Passage provided:
== == ==

In the following graph pink is identical twins, blue is fraternal. We see how closely the two types of twins’ political views sync up throughout life:
In this graph, based on 38 years of twin studies, the authors claim that ‘overall ideology’ (liberal-conservative) is almost 60% genetic (click to enlarge):
(See also JayMan’s discussion of Hatemi et al.’s 2010 paper.)
In Predisposed, based on various lab studies, Hibbing et al. find lefty and right differences in (9):
- Size of anterior cingulate cortex (ACC) (smaller in righties)
- Size of the amygdale (smaller in lefties)
- Electrodermal activity (EDA) in response to threatening or disgusting images
- Our faces: Strangers can pick out lefty or righty faces
- The DRD4 allele + a high number of friends affects one’s political orientation
It is looking more and more like our affection for the outsider (or lack thereof) may have deep genetic roots.

== == ==

Data records:
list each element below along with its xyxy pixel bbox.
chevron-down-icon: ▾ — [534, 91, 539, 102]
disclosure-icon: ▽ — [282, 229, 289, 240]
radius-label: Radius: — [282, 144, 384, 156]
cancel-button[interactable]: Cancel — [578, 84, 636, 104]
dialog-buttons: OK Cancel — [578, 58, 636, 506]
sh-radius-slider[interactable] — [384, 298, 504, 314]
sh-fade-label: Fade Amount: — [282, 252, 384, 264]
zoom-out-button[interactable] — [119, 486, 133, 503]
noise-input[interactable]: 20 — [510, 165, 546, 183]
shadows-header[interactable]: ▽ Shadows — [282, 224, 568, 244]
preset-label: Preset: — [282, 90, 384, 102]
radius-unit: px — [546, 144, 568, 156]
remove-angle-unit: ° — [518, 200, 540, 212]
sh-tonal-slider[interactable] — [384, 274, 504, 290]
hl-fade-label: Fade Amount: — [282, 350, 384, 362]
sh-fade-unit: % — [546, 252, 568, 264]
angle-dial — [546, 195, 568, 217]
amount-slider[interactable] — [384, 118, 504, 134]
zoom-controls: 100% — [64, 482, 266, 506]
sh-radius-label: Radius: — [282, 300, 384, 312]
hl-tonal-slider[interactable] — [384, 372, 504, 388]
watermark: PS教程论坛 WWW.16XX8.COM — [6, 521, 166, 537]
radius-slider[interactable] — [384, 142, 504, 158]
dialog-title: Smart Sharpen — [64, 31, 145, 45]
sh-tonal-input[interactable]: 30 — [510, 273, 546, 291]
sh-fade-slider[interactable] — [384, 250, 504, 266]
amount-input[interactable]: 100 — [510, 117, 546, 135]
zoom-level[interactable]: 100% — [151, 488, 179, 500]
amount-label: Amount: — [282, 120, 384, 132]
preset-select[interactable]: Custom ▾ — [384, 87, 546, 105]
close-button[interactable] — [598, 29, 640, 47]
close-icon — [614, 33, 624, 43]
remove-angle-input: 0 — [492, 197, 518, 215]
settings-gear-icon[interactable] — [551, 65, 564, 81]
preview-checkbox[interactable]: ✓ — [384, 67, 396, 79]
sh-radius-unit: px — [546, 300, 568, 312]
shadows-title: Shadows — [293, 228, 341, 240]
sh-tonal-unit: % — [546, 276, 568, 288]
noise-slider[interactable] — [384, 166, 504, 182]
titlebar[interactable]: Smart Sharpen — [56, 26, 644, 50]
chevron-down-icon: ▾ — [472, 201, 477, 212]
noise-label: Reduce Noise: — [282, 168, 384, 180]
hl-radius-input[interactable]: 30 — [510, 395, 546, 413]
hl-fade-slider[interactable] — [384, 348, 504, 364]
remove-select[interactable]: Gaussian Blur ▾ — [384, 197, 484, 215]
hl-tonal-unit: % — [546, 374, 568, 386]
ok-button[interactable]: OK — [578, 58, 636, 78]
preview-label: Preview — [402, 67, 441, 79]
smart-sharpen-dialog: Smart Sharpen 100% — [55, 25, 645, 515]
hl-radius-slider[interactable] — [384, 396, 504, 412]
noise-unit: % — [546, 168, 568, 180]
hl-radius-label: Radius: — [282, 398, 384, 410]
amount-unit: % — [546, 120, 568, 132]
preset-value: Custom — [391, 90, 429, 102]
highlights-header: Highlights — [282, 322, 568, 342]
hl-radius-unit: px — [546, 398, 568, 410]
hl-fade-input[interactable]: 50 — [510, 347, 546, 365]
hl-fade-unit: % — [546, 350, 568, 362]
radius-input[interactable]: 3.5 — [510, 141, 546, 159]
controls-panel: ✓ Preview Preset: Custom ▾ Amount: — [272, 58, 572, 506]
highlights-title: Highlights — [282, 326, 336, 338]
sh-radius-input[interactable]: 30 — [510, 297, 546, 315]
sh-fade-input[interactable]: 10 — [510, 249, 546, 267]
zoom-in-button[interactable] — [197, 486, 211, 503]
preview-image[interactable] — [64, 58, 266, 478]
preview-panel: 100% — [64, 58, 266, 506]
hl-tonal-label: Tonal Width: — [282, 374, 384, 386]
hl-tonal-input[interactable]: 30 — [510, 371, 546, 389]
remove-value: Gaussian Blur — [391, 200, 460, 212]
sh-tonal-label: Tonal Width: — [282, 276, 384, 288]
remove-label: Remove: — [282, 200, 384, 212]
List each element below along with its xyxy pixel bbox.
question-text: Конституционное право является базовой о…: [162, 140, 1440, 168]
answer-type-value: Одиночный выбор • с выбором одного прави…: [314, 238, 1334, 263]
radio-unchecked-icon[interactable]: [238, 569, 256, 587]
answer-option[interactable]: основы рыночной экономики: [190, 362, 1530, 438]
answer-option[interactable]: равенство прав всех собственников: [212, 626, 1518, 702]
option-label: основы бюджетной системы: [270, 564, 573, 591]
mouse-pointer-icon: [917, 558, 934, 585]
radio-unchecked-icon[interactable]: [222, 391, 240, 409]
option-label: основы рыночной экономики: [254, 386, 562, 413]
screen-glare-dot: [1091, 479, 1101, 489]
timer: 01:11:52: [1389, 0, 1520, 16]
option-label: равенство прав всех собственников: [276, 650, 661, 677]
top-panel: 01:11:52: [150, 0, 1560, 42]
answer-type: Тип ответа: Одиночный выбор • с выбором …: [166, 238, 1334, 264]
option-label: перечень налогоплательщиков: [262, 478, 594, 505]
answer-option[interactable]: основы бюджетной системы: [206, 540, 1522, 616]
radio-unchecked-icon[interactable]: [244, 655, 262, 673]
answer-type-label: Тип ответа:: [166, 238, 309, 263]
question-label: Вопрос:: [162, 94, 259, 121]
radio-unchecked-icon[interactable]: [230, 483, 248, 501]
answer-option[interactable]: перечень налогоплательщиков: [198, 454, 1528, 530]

== == ==

Tasks to perform:
**1.** Write out the part of the passage on political leanings starting at "In the following" and ending at "deep genetic roots.".
**2.** For each statement below, say yes or no according to the passage on political leanings, and quote the words that decide it.
(a) In the first graph, pink stands for fraternal twins.
(b) The authors of the second graph claim that overall ideology is almost 60% genetic.
(c) The amygdala is reported to be smaller in righties.
**3.** List every lefty and righty difference that the passage on political leanings says Hibbing et al. find.
The listing is separate from the passage on political leanings and is not drawn from it.

Solution list:
**1.**
In the following graph pink is identical twins, blue is fraternal. We see how closely the two types of twins’ political views sync up throughout life:
In this graph, based on 38 years of twin studies, the authors claim that ‘overall ideology’ (liberal-conservative) is almost 60% genetic (click to enlarge):
(See also JayMan’s discussion of Hatemi et al.’s 2010 paper.)
In Predisposed, based on various lab studies, Hibbing et al. find lefty and right differences in (9):
- Size of anterior cingulate cortex (ACC) (smaller in righties)
- Size of the amygdale (smaller in lefties)
- Electrodermal activity (EDA) in response to threatening or disgusting images
- Our faces: Strangers can pick out lefty or righty faces
- The DRD4 allele + a high number of friends affects one’s political orientation
It is looking more and more like our affection for the outsider (or lack thereof) may have deep genetic roots.

**2.**
(a) No: "pink is identical twins, blue is fraternal."
(b) Yes: "the authors claim that ‘overall ideology’ (liberal-conservative) is almost 60% genetic."
(c) No: "Size of the amygdale (smaller in lefties)."

**3.**
- Size of anterior cingulate cortex (ACC), smaller in righties
- Size of the amygdale, smaller in lefties
- Electrodermal activity (EDA) in response to threatening or disgusting images
- Faces: strangers can pick out lefty or righty faces
- The DRD4 allele plus a high number of friends affects one’s political orientation